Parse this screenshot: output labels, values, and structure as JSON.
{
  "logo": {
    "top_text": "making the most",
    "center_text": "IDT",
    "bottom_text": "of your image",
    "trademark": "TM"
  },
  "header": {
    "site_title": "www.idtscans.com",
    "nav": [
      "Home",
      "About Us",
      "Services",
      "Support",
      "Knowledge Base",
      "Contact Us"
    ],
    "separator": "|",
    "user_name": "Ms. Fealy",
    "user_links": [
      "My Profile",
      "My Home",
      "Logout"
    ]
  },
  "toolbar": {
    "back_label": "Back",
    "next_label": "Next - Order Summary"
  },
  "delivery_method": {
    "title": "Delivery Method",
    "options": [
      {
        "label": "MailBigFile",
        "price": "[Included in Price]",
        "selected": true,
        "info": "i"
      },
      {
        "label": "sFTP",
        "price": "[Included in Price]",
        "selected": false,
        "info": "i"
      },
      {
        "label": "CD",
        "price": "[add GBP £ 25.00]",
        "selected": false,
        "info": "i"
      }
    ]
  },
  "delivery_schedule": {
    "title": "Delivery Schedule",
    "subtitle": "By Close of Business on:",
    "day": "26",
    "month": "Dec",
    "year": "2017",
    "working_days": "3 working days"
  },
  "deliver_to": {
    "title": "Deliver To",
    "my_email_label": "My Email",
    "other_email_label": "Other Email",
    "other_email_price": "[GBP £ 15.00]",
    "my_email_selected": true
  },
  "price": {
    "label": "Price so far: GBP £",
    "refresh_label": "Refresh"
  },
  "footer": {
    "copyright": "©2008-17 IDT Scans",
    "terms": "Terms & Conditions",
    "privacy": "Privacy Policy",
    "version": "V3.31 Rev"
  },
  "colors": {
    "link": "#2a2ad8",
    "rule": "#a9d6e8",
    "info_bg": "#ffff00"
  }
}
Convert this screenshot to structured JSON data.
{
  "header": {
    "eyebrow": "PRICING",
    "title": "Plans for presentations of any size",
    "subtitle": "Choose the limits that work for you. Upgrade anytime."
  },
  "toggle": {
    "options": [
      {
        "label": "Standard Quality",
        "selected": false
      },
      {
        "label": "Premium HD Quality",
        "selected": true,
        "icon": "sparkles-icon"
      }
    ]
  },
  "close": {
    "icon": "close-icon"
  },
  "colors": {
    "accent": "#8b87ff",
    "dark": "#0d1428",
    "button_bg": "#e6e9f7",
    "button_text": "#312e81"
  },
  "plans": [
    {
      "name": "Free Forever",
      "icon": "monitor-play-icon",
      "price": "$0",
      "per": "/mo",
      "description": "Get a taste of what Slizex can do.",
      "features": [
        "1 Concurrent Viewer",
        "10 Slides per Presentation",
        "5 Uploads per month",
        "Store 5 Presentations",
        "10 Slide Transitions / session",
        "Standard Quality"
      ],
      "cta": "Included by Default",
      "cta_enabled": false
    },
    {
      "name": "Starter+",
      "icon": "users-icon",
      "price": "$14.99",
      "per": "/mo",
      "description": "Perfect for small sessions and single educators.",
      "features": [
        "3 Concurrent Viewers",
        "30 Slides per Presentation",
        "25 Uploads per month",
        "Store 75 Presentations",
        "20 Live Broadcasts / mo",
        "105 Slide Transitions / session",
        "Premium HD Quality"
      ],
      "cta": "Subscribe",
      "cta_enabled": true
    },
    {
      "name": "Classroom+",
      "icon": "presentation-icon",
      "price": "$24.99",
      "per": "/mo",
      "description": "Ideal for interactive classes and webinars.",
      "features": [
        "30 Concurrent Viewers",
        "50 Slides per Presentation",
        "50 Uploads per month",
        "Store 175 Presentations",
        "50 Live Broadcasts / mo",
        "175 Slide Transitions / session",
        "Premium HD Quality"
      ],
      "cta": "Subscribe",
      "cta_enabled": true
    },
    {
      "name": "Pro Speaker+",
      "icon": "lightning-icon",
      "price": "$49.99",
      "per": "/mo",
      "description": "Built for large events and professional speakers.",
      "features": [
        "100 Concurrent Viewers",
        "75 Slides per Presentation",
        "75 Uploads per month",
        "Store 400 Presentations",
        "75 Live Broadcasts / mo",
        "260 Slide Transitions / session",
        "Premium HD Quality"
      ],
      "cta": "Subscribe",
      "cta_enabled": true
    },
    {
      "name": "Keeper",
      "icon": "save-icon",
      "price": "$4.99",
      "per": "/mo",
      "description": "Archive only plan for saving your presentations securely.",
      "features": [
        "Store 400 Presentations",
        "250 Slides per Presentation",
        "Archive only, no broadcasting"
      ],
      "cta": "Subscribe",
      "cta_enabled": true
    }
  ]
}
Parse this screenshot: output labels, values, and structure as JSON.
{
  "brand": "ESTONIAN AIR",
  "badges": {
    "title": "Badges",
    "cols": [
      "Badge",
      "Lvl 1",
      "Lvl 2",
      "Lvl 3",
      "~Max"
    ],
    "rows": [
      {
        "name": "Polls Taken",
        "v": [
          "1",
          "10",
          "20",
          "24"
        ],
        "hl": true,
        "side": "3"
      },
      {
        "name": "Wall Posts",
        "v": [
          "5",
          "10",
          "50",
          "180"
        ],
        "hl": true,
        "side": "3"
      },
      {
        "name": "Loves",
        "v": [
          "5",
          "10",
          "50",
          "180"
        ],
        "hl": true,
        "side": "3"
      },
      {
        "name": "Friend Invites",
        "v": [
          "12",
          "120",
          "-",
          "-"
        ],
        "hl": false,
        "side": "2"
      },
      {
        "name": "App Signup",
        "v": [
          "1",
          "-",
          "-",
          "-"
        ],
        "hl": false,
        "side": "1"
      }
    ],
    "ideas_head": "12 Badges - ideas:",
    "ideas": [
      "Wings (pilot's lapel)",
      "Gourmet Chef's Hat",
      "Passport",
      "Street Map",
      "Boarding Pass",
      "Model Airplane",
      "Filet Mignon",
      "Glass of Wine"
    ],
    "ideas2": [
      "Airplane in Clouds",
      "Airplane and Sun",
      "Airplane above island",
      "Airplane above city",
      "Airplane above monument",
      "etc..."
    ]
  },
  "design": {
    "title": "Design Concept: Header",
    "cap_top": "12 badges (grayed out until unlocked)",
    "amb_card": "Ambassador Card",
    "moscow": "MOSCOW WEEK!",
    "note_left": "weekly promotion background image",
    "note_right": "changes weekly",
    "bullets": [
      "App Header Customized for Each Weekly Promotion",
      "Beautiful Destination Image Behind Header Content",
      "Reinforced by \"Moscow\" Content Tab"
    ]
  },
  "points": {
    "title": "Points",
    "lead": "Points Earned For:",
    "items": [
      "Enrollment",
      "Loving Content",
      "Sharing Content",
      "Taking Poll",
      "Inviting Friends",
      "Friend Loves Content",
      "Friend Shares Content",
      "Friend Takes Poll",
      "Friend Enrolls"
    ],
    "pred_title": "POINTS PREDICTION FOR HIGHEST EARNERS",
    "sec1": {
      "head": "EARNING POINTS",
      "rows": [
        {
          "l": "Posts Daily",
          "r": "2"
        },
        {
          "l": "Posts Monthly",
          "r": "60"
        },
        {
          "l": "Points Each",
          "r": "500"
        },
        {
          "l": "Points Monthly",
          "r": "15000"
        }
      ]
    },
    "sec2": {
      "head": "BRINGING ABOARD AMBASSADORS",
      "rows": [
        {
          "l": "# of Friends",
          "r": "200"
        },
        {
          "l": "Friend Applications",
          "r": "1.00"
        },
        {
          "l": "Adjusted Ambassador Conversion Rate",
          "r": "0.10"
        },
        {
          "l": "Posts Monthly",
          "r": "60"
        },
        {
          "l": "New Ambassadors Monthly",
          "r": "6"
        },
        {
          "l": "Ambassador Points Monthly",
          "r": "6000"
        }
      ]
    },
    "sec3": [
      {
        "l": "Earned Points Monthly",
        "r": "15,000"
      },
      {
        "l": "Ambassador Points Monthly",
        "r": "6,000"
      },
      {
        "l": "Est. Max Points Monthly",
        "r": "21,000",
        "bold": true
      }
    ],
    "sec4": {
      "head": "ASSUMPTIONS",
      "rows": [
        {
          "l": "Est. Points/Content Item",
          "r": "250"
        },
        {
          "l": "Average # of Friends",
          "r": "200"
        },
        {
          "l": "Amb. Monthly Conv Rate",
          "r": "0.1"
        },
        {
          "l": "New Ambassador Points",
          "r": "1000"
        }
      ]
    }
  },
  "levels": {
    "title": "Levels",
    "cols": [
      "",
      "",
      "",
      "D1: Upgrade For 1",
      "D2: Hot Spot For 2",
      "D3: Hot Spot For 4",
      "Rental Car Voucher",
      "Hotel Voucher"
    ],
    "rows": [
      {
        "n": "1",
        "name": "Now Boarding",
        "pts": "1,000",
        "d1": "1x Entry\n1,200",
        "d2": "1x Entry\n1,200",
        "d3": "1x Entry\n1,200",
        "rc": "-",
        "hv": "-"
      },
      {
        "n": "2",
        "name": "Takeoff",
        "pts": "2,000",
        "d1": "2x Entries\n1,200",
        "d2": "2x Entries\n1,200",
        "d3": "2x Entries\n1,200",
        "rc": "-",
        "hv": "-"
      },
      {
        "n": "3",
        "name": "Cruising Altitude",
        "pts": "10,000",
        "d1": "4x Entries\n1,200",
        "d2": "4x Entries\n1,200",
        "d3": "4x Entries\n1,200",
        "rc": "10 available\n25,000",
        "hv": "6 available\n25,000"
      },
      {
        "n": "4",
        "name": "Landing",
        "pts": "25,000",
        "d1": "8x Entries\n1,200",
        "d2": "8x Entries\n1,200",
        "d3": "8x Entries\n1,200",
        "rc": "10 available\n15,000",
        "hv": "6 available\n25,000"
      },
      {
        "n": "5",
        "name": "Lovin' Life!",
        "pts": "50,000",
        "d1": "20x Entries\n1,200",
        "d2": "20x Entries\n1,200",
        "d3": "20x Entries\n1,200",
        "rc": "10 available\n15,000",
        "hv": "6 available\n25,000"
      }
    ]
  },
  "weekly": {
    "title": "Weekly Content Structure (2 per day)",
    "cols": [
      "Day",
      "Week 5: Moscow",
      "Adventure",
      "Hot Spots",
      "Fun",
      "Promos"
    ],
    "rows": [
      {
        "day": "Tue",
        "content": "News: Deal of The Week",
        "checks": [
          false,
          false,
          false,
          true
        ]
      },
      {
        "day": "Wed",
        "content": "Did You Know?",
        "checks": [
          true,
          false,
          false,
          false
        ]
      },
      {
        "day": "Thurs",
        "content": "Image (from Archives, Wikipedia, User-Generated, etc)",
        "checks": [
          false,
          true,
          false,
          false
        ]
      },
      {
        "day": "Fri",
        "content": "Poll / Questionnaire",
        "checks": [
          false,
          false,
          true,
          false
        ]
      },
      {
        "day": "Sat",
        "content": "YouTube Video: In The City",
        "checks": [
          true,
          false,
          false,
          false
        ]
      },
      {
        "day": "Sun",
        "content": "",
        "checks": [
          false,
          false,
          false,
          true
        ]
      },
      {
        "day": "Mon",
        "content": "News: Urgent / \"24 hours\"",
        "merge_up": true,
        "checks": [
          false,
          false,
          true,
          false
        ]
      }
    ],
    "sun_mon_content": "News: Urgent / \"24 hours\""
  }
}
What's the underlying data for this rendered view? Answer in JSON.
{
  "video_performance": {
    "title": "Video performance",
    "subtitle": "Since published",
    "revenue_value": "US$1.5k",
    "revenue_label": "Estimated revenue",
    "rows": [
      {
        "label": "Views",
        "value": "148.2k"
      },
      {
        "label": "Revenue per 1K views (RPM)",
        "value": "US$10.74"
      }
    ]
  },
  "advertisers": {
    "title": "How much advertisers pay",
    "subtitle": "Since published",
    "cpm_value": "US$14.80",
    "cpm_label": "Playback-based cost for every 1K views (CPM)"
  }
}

···

#### Requirement
Send back exactly the lines from the line with "What's the underlying" through the end of the records.

#### Exercise answer
What's the underlying data for this rendered view? Answer in JSON.
{
  "video_performance": {
    "title": "Video performance",
    "subtitle": "Since published",
    "revenue_value": "US$1.5k",
    "revenue_label": "Estimated revenue",
    "rows": [
      {
        "label": "Views",
        "value": "148.2k"
      },
      {
        "label": "Revenue per 1K views (RPM)",
        "value": "US$10.74"
      }
    ]
  },
  "advertisers": {
    "title": "How much advertisers pay",
    "subtitle": "Since published",
    "cpm_value": "US$14.80",
    "cpm_label": "Playback-based cost for every 1K views (CPM)"
  }
}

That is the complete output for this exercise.